[Stored records]
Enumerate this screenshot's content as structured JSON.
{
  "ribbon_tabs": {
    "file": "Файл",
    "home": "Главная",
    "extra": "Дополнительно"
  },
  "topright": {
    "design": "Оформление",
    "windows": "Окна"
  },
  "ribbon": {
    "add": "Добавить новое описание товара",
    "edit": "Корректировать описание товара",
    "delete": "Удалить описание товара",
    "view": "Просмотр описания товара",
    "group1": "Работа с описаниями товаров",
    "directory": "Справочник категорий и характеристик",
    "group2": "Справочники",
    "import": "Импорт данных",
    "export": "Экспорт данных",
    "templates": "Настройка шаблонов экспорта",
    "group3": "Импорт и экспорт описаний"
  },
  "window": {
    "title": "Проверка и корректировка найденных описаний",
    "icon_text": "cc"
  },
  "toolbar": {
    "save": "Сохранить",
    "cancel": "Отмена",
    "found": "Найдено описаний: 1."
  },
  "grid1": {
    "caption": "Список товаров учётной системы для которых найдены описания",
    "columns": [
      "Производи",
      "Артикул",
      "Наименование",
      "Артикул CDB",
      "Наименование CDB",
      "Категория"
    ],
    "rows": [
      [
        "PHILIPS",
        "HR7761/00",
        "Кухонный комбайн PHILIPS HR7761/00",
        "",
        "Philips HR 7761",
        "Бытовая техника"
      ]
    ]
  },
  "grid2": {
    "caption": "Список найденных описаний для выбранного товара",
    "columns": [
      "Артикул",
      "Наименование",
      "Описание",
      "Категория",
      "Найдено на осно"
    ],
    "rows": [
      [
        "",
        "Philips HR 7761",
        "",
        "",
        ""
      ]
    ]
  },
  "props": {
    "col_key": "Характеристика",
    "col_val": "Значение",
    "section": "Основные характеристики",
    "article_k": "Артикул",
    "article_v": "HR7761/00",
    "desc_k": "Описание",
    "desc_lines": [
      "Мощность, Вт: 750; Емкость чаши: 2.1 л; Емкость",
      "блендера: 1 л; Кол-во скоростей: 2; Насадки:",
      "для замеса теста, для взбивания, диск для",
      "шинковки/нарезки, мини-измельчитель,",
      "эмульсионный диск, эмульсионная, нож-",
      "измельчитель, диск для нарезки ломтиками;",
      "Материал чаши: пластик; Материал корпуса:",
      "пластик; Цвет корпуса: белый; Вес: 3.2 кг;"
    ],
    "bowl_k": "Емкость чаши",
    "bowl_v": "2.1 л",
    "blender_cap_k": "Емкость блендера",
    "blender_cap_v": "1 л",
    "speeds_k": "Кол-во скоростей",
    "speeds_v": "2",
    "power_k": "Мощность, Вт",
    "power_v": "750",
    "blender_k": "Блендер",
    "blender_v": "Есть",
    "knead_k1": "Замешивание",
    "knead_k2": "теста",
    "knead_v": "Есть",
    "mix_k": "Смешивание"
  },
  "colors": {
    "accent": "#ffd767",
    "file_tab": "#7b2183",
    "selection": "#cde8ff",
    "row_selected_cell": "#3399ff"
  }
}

**AIM**
Extract the complete set of records unchanged.

**ANSWER TO THIS EXERCISE**
Enumerate this screenshot's content as structured JSON.
{
  "ribbon_tabs": {
    "file": "Файл",
    "home": "Главная",
    "extra": "Дополнительно"
  },
  "topright": {
    "design": "Оформление",
    "windows": "Окна"
  },
  "ribbon": {
    "add": "Добавить новое описание товара",
    "edit": "Корректировать описание товара",
    "delete": "Удалить описание товара",
    "view": "Просмотр описания товара",
    "group1": "Работа с описаниями товаров",
    "directory": "Справочник категорий и характеристик",
    "group2": "Справочники",
    "import": "Импорт данных",
    "export": "Экспорт данных",
    "templates": "Настройка шаблонов экспорта",
    "group3": "Импорт и экспорт описаний"
  },
  "window": {
    "title": "Проверка и корректировка найденных описаний",
    "icon_text": "cc"
  },
  "toolbar": {
    "save": "Сохранить",
    "cancel": "Отмена",
    "found": "Найдено описаний: 1."
  },
  "grid1": {
    "caption": "Список товаров учётной системы для которых найдены описания",
    "columns": [
      "Производи",
      "Артикул",
      "Наименование",
      "Артикул CDB",
      "Наименование CDB",
      "Категория"
    ],
    "rows": [
      [
        "PHILIPS",
        "HR7761/00",
        "Кухонный комбайн PHILIPS HR7761/00",
        "",
        "Philips HR 7761",
        "Бытовая техника"
      ]
    ]
  },
  "grid2": {
    "caption": "Список найденных описаний для выбранного товара",
    "columns": [
      "Артикул",
      "Наименование",
      "Описание",
      "Категория",
      "Найдено на осно"
    ],
    "rows": [
      [
        "",
        "Philips HR 7761",
        "",
        "",
        ""
      ]
    ]
  },
  "props": {
    "col_key": "Характеристика",
    "col_val": "Значение",
    "section": "Основные характеристики",
    "article_k": "Артикул",
    "article_v": "HR7761/00",
    "desc_k": "Описание",
    "desc_lines": [
      "Мощность, Вт: 750; Емкость чаши: 2.1 л; Емкость",
      "блендера: 1 л; Кол-во скоростей: 2; Насадки:",
      "для замеса теста, для взбивания, диск для",
      "шинковки/нарезки, мини-измельчитель,",
      "эмульсионный диск, эмульсионная, нож-",
      "измельчитель, диск для нарезки ломтиками;",
      "Материал чаши: пластик; Материал корпуса:",
      "пластик; Цвет корпуса: белый; Вес: 3.2 кг;"
    ],
    "bowl_k": "Емкость чаши",
    "bowl_v": "2.1 л",
    "blender_cap_k": "Емкость блендера",
    "blender_cap_v": "1 л",
    "speeds_k": "Кол-во скоростей",
    "speeds_v": "2",
    "power_k": "Мощность, Вт",
    "power_v": "750",
    "blender_k": "Блендер",
    "blender_v": "Есть",
    "knead_k1": "Замешивание",
    "knead_k2": "теста",
    "knead_v": "Есть",
    "mix_k": "Смешивание"
  },
  "colors": {
    "accent": "#ffd767",
    "file_tab": "#7b2183",
    "selection": "#cde8ff",
    "row_selected_cell": "#3399ff"
  }
}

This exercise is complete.